Source:
Swin-Transformer icon indicating copy to clipboard operation
Swin-Transformer copied to clipboard

ape(absolute positional embedding) is set False by default, is it OK?

Open feiyangsuo opened this issue 3 years ago • 3 comments

The parameter ape, which stands for adding absolute position embedding to the patch embedding, is set False by default in the config file.

To my knowledge, for transformer models, input should be with positional embeddings to identify where they are. So I wonder if setting ape=False is proper. Does this mean the swin-transformer model built by default is not sensible to the position of each patch? And, if true, would this influence the performance of finetuned model?

feiyangsuo avatar Dec 19 '21 11:12 feiyangsuo

Hi @feiyangsuo I was also coming across the positional embedding usage, they also use relative positional bias: https://github.com/microsoft/Swin-Transformer/blob/eed077f68e0386e8cdff2e1981492699d9c190c0/models/swin_transformer.py#L89

Which is a learnable matrix of the size of a window, that gets added to the attention matrix. I think in this way they can exclude the absolute positional embedding. I general there exist also relative positional embedding schemes which are used in other vision transformers architectures in addition to relative positional bias.

Data block:
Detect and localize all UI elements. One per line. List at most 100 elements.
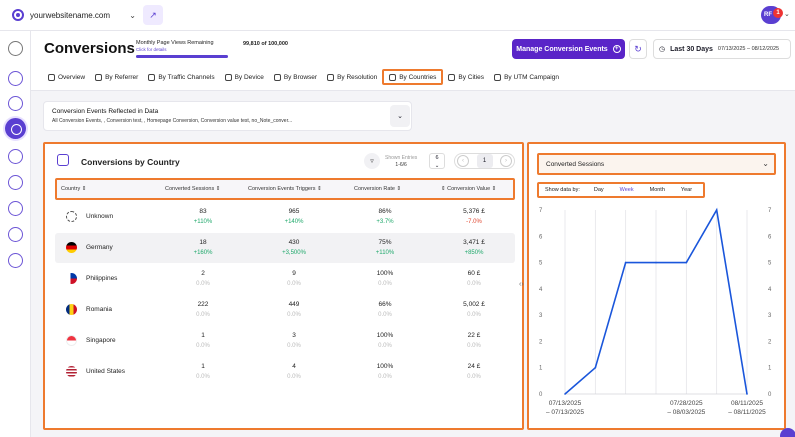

Directive: Resume the thread on Swin-Transformer's default absolute positional embedding setting, picking up after its last sentence.

The response:
marc345 avatar Dec 20 '21 08:12 marc345

@feiyangsuo Yes, ape is set False by default, where we find ape has no benefit to general vision recognition problem. If you want to use this feature, you can initialize the ape by zero vectors, such that you can directly leverage the pre-trained models.

ancientmooner avatar Dec 20 '21 09:12 ancientmooner

Hi @feiyangsuo I was also coming across the positional embedding usage, they also use relative positional bias:

https://github.com/microsoft/Swin-Transformer/blob/eed077f68e0386e8cdff2e1981492699d9c190c0/models/swin_transformer.py#L89

Which is a learnable matrix of the size of a window, that gets added to the attention matrix. I think in this way they can exclude the absolute positional embedding. I general there exist also relative positional embedding schemes which are used in other vision transformers architectures in addition to relative positional bias.

I got it, thanks. So actually swin transformer has a relative position sensibility rather than absolute, which is somewhat alike convolution.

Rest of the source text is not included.